### Your instructions
Across all the lines below, how many contain the string "Settings"? Please reply with the number only.

### Supplied entries

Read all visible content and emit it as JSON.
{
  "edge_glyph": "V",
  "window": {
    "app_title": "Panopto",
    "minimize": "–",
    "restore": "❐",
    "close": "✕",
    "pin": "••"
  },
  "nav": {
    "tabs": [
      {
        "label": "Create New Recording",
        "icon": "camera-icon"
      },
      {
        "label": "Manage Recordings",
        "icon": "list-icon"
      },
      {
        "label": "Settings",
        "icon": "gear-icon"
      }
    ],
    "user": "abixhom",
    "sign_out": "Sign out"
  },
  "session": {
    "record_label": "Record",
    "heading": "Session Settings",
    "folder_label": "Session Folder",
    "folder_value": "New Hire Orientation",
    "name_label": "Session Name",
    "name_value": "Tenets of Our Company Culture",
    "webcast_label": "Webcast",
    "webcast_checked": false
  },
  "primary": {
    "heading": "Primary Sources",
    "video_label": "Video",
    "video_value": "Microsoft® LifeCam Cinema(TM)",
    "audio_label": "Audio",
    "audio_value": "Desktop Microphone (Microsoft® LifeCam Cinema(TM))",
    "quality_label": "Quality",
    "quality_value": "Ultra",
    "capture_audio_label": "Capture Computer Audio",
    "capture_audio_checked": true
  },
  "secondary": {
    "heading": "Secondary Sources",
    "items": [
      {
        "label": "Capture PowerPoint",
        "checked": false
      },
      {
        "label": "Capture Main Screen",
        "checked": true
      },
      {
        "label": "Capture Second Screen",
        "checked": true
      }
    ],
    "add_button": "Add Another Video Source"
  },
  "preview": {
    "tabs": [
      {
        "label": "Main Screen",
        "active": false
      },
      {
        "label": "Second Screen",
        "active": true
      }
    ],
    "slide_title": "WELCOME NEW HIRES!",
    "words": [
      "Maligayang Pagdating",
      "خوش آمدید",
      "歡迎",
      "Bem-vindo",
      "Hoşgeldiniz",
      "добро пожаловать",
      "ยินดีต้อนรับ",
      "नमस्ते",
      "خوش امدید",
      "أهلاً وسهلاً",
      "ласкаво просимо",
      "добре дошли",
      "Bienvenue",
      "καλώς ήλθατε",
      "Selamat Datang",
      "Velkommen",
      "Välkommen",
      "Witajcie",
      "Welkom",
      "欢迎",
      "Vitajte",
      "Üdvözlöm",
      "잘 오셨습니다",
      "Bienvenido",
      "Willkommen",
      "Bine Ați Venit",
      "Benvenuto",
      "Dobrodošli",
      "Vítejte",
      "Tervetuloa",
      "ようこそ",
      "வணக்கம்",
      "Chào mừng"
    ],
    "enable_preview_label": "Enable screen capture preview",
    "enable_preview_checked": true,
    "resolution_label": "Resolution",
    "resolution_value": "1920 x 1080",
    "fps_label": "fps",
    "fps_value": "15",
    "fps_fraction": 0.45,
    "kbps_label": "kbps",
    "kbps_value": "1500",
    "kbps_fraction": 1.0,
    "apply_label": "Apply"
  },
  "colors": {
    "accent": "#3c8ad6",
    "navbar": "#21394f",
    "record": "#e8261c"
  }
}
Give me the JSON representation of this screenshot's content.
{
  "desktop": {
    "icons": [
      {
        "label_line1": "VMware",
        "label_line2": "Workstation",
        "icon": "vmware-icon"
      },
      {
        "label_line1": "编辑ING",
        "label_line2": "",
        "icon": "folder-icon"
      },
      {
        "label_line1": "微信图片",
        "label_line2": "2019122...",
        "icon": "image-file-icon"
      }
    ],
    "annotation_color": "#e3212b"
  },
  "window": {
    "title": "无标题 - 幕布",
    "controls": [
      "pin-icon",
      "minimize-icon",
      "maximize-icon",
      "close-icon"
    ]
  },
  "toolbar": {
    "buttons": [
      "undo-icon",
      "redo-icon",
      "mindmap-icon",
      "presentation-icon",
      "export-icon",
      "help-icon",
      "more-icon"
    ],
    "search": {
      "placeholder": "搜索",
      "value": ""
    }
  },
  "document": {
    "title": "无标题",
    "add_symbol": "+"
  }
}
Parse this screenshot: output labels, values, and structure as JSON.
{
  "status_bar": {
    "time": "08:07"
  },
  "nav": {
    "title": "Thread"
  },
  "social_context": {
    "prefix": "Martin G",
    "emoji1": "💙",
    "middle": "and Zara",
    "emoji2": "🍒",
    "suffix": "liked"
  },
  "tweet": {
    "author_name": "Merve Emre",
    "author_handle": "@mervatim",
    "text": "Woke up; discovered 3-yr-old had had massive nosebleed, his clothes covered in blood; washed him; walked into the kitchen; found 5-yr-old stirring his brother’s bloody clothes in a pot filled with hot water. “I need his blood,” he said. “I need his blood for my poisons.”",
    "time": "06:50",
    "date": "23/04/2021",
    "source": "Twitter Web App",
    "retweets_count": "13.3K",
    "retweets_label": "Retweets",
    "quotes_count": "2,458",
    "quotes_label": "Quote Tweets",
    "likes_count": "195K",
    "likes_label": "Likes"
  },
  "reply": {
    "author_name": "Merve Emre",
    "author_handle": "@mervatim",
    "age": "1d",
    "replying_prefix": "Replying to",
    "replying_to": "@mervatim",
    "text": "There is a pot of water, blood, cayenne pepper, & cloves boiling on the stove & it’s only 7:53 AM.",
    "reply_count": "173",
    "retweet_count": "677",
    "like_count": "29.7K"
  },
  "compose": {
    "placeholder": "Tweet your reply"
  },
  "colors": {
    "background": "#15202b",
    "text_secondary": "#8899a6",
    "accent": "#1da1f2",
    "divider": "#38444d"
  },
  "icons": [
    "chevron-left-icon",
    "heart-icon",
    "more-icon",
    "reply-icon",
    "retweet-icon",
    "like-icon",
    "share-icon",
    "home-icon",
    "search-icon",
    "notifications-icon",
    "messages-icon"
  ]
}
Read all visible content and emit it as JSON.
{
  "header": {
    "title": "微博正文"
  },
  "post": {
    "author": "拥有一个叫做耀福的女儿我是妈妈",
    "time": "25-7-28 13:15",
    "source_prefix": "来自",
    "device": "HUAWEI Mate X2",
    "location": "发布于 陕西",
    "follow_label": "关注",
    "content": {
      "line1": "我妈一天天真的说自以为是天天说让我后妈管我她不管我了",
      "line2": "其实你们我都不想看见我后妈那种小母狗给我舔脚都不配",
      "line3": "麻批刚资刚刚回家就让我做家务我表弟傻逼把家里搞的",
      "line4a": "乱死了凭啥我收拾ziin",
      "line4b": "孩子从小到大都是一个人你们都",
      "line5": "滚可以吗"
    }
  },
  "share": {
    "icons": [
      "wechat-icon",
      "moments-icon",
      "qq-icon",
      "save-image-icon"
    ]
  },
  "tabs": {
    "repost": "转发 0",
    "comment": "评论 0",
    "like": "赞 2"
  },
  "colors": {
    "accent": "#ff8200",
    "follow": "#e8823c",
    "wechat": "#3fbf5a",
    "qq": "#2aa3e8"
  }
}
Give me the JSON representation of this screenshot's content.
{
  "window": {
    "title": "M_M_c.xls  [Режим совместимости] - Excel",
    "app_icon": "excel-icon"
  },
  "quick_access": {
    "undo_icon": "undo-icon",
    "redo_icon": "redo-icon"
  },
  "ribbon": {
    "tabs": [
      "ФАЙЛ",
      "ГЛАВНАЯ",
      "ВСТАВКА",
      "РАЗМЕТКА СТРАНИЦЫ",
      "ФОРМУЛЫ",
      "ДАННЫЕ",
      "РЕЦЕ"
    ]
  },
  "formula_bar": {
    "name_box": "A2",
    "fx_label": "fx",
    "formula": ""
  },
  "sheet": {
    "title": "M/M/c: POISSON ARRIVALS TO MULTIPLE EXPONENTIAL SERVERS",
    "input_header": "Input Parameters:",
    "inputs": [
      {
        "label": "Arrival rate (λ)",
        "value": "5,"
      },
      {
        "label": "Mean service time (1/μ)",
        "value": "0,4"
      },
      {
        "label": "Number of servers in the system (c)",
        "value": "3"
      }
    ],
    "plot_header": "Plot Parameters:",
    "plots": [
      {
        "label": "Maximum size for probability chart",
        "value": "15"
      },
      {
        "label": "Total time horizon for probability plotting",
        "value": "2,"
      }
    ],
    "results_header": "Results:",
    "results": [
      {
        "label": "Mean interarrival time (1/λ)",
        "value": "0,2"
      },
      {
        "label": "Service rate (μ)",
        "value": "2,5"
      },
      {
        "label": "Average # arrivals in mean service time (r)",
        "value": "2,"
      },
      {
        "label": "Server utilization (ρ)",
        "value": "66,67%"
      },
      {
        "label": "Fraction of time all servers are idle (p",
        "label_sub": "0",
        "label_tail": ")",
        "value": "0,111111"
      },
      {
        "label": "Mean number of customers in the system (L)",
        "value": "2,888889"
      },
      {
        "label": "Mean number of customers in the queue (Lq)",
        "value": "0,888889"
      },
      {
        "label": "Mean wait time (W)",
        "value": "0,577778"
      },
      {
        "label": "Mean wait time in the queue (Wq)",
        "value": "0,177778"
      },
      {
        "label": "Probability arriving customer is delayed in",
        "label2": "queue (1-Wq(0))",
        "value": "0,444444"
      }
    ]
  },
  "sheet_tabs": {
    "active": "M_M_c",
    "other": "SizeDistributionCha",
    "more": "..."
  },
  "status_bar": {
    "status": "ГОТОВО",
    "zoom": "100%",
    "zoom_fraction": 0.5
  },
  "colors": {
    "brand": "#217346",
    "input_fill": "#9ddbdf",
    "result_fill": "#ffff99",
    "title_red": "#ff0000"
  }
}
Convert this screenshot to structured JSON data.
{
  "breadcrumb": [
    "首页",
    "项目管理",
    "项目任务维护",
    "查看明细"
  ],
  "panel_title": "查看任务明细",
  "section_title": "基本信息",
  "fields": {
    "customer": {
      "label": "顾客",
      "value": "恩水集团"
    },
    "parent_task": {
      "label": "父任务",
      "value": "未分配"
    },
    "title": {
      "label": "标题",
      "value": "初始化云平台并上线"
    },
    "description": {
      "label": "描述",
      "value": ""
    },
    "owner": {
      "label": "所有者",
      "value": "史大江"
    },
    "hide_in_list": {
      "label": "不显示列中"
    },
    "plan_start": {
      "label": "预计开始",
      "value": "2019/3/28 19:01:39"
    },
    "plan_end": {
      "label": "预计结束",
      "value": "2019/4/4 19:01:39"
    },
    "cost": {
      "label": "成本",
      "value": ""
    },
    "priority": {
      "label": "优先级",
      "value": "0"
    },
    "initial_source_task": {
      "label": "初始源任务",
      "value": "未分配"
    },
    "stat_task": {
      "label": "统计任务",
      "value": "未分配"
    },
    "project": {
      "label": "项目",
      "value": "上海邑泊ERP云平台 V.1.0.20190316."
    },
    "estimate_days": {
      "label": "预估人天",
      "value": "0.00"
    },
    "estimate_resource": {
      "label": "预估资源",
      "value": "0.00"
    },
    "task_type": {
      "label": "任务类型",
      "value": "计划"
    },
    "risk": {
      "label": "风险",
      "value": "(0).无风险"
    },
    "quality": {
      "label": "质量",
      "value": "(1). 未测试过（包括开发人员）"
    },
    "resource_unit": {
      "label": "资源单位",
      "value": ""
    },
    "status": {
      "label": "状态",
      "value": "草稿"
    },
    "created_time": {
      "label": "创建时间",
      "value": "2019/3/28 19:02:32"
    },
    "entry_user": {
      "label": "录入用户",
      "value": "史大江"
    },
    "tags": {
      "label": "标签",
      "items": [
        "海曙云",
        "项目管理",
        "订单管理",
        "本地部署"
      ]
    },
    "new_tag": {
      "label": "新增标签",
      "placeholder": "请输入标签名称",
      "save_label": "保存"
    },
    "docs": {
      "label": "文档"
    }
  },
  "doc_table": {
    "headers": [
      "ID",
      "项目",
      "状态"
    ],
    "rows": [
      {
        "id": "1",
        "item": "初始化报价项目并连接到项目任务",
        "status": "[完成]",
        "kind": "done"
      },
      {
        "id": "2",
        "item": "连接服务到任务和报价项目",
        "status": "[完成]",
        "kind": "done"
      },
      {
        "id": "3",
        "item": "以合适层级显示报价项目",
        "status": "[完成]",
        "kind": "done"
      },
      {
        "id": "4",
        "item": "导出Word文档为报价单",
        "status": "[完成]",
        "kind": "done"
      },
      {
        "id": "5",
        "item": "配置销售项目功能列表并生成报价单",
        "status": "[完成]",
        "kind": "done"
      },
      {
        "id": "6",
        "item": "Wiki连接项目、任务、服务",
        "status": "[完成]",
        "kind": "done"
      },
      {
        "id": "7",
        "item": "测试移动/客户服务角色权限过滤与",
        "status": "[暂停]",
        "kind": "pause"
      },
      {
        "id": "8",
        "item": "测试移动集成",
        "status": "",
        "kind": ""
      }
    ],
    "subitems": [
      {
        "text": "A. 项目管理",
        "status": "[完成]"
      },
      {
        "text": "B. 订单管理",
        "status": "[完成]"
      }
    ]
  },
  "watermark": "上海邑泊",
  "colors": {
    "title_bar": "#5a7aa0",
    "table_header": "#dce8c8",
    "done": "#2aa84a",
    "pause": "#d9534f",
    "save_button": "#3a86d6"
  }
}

### Worked solution
2